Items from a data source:
* BEGIN *

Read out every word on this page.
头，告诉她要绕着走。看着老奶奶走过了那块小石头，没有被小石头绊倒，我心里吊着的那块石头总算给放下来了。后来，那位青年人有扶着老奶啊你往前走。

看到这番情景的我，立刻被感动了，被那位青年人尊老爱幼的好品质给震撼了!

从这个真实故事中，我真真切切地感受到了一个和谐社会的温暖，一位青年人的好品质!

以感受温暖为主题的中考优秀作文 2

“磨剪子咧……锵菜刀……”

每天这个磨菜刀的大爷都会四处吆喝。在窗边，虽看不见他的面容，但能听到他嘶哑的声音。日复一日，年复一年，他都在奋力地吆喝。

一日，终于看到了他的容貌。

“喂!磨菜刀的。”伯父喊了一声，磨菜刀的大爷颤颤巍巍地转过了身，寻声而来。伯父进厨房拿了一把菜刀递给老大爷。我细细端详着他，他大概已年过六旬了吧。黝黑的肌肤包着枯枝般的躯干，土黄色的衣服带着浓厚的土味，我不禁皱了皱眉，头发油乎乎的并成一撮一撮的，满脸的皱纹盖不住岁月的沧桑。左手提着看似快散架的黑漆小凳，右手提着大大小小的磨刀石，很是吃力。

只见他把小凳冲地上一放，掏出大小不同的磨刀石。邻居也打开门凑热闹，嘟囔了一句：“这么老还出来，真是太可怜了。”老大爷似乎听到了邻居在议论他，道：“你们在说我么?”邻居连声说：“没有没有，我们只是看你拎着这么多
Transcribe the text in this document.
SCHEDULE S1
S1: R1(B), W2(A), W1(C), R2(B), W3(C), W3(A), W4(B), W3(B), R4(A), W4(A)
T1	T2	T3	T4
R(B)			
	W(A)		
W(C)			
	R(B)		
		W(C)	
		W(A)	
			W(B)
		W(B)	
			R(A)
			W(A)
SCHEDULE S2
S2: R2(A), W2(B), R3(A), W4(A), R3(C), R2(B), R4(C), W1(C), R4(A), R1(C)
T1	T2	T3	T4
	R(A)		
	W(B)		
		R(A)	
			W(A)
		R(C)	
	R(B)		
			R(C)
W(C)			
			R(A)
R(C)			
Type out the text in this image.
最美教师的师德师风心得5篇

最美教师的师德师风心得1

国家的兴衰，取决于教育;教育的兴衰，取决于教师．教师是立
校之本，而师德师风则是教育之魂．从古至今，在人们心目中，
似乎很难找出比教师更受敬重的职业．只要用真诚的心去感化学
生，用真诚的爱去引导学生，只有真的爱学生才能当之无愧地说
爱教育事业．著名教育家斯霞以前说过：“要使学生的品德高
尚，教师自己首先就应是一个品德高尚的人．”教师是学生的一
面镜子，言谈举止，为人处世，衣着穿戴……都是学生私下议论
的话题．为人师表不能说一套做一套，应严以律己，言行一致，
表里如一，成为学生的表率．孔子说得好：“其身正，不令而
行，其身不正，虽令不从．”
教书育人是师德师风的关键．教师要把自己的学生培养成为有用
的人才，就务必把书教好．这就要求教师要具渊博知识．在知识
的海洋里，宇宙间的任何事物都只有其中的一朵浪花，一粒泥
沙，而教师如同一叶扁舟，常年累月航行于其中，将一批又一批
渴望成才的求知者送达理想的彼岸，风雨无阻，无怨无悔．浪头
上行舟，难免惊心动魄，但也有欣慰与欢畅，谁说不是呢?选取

* END *

Print the listing above in full, exactly as it is.

Read out every word on this page.
头，告诉她要绕着走。看着老奶奶走过了那块小石头，没有被小石头绊倒，我心里吊着的那块石头总算给放下来了。后来，那位青年人有扶着老奶啊你往前走。

看到这番情景的我，立刻被感动了，被那位青年人尊老爱幼的好品质给震撼了!

从这个真实故事中，我真真切切地感受到了一个和谐社会的温暖，一位青年人的好品质!

以感受温暖为主题的中考优秀作文 2

“磨剪子咧……锵菜刀……”

每天这个磨菜刀的大爷都会四处吆喝。在窗边，虽看不见他的面容，但能听到他嘶哑的声音。日复一日，年复一年，他都在奋力地吆喝。

一日，终于看到了他的容貌。

“喂!磨菜刀的。”伯父喊了一声，磨菜刀的大爷颤颤巍巍地转过了身，寻声而来。伯父进厨房拿了一把菜刀递给老大爷。我细细端详着他，他大概已年过六旬了吧。黝黑的肌肤包着枯枝般的躯干，土黄色的衣服带着浓厚的土味，我不禁皱了皱眉，头发油乎乎的并成一撮一撮的，满脸的皱纹盖不住岁月的沧桑。左手提着看似快散架的黑漆小凳，右手提着大大小小的磨刀石，很是吃力。

只见他把小凳冲地上一放，掏出大小不同的磨刀石。邻居也打开门凑热闹，嘟囔了一句：“这么老还出来，真是太可怜了。”老大爷似乎听到了邻居在议论他，道：“你们在说我么?”邻居连声说：“没有没有，我们只是看你拎着这么多
Transcribe the text in this document.
SCHEDULE S1
S1: R1(B), W2(A), W1(C), R2(B), W3(C), W3(A), W4(B), W3(B), R4(A), W4(A)
T1	T2	T3	T4
R(B)			
	W(A)		
W(C)			
	R(B)		
		W(C)	
		W(A)	
			W(B)
		W(B)	
			R(A)
			W(A)
SCHEDULE S2
S2: R2(A), W2(B), R3(A), W4(A), R3(C), R2(B), R4(C), W1(C), R4(A), R1(C)
T1	T2	T3	T4
	R(A)		
	W(B)		
		R(A)	
			W(A)
		R(C)	
	R(B)		
			R(C)
W(C)			
			R(A)
R(C)			
Type out the text in this image.
最美教师的师德师风心得5篇

最美教师的师德师风心得1

国家的兴衰，取决于教育;教育的兴衰，取决于教师．教师是立
校之本，而师德师风则是教育之魂．从古至今，在人们心目中，
似乎很难找出比教师更受敬重的职业．只要用真诚的心去感化学
生，用真诚的爱去引导学生，只有真的爱学生才能当之无愧地说
爱教育事业．著名教育家斯霞以前说过：“要使学生的品德高
尚，教师自己首先就应是一个品德高尚的人．”教师是学生的一
面镜子，言谈举止，为人处世，衣着穿戴……都是学生私下议论
的话题．为人师表不能说一套做一套，应严以律己，言行一致，
表里如一，成为学生的表率．孔子说得好：“其身正，不令而
行，其身不正，虽令不从．”
教书育人是师德师风的关键．教师要把自己的学生培养成为有用
的人才，就务必把书教好．这就要求教师要具渊博知识．在知识
的海洋里，宇宙间的任何事物都只有其中的一朵浪花，一粒泥
沙，而教师如同一叶扁舟，常年累月航行于其中，将一批又一批
渴望成才的求知者送达理想的彼岸，风雨无阻，无怨无悔．浪头
上行舟，难免惊心动魄，但也有欣慰与欢畅，谁说不是呢?选取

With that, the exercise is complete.